▶ [TASK BRIEF] In the records below, work out how many lines hold the word "USDT". Report the number alone.

▶ [RECORDED INFORMATION]
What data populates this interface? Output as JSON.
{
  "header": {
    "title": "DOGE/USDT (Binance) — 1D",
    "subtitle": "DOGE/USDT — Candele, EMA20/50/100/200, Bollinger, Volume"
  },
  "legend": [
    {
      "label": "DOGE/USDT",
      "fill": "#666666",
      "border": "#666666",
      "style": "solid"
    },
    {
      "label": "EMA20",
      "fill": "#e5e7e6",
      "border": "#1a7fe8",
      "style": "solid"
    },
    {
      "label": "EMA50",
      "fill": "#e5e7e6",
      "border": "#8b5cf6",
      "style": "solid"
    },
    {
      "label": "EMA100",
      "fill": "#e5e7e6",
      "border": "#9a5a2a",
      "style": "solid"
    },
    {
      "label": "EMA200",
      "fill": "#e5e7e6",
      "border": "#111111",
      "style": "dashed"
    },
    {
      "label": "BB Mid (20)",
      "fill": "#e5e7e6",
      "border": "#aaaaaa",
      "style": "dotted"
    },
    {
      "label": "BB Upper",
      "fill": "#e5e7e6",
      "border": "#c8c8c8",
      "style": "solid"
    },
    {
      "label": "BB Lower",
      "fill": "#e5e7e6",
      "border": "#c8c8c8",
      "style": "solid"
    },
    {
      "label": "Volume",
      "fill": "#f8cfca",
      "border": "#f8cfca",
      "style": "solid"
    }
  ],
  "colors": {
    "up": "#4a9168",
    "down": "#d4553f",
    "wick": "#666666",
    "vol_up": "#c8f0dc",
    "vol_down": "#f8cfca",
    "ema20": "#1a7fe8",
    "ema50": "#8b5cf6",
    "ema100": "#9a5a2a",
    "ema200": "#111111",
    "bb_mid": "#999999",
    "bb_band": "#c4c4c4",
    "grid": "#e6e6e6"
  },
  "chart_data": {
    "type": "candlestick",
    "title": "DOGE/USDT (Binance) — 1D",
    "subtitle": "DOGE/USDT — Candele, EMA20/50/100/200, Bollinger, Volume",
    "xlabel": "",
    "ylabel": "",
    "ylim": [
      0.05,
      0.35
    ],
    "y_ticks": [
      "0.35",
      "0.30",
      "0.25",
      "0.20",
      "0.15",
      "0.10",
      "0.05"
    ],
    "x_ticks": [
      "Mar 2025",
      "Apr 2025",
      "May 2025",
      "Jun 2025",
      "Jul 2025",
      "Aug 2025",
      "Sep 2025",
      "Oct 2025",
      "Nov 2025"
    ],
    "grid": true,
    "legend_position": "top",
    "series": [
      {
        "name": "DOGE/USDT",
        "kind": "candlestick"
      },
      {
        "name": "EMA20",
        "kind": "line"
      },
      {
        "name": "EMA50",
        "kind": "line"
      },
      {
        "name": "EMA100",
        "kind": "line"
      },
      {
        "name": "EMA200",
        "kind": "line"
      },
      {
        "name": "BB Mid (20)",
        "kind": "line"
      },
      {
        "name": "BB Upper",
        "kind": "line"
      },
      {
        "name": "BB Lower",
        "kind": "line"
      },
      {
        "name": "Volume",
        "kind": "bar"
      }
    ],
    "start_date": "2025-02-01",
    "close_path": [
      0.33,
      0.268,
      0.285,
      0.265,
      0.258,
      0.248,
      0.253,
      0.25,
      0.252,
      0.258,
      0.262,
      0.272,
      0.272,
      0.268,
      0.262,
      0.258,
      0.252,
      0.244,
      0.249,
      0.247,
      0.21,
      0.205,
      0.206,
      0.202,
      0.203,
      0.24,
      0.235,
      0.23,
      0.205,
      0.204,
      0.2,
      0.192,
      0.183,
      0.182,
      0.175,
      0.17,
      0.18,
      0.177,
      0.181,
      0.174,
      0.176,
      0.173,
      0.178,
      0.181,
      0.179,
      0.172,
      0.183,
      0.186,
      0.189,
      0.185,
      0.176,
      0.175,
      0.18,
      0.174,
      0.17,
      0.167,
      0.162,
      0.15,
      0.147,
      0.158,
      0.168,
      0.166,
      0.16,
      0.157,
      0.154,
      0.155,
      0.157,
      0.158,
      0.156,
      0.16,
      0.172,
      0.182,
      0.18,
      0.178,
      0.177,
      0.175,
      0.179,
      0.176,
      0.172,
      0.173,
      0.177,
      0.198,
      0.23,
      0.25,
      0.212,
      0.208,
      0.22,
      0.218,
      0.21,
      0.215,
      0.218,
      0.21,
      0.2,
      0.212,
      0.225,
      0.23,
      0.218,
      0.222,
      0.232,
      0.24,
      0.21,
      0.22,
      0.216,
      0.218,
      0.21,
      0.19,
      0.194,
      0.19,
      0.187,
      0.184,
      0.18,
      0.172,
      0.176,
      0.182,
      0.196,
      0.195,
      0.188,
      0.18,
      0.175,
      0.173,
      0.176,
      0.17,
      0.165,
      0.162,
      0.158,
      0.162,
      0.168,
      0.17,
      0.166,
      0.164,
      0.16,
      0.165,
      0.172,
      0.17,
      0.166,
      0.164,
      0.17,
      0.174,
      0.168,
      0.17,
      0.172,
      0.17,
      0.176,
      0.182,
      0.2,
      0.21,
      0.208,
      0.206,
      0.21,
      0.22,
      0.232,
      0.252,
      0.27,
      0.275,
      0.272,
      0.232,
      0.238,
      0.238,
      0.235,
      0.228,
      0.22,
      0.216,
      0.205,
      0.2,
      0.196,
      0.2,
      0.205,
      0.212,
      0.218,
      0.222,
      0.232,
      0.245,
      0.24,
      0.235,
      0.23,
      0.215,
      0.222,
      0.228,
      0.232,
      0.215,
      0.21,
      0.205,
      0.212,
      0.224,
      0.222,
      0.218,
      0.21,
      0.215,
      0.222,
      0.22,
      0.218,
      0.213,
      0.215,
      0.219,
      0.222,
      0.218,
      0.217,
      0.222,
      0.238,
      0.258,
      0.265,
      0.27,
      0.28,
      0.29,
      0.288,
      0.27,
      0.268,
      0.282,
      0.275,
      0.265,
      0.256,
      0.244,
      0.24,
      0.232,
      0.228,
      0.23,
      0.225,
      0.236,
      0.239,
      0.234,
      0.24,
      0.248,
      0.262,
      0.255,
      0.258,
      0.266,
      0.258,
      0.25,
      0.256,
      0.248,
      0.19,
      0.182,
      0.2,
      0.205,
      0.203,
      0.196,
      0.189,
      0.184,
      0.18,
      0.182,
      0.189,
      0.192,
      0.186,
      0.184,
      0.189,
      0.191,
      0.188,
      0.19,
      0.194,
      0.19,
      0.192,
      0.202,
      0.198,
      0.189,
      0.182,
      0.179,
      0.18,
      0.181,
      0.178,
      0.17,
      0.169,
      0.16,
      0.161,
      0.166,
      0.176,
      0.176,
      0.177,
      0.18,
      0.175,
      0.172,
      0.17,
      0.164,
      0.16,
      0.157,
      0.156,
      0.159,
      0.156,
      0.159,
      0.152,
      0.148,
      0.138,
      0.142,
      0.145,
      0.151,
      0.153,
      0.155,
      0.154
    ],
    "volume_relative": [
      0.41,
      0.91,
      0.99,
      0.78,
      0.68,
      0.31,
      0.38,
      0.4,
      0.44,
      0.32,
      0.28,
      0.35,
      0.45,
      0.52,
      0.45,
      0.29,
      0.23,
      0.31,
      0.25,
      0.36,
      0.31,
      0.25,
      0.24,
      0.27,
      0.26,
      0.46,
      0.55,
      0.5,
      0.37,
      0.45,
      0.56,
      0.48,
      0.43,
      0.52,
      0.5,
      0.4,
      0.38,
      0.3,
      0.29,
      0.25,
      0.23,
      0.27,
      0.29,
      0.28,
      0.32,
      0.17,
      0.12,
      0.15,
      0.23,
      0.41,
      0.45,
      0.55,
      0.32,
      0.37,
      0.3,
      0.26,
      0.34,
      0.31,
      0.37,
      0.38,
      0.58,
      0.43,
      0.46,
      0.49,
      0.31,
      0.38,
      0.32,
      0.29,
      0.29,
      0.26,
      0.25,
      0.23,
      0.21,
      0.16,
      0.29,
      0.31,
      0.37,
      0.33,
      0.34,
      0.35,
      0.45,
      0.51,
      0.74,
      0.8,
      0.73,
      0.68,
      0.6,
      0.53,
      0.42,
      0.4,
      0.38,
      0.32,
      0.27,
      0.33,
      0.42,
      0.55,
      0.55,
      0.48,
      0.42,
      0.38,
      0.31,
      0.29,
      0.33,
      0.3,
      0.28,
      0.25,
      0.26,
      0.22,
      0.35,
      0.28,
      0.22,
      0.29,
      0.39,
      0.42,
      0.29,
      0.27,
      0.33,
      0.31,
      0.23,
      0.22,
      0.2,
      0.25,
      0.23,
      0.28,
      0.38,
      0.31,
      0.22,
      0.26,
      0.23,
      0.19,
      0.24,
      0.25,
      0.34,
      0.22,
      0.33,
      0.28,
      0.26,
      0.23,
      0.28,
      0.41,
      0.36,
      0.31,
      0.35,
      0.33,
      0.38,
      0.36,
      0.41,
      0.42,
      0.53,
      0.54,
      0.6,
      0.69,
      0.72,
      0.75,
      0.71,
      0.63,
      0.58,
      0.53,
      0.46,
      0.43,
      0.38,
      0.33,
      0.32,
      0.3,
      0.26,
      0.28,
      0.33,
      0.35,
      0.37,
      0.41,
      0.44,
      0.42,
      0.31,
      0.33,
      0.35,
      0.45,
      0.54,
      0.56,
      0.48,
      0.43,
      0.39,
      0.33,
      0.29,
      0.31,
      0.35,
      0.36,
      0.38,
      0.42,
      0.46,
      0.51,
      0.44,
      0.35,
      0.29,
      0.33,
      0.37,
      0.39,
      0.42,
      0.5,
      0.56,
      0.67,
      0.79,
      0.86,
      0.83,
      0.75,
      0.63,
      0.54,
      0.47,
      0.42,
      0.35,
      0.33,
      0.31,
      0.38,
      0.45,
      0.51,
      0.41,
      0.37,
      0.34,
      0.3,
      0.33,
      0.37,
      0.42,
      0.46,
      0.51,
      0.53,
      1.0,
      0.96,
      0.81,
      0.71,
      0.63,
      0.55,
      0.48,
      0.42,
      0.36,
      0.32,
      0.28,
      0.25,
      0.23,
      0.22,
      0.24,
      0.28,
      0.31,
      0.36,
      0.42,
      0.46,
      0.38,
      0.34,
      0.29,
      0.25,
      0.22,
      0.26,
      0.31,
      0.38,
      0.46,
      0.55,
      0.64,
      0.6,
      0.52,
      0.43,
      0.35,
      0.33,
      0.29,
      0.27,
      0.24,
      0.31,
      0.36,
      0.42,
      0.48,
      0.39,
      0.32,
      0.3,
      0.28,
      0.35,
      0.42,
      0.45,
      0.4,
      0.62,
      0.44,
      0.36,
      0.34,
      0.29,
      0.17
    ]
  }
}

▶ [COMPLETED TASK] 6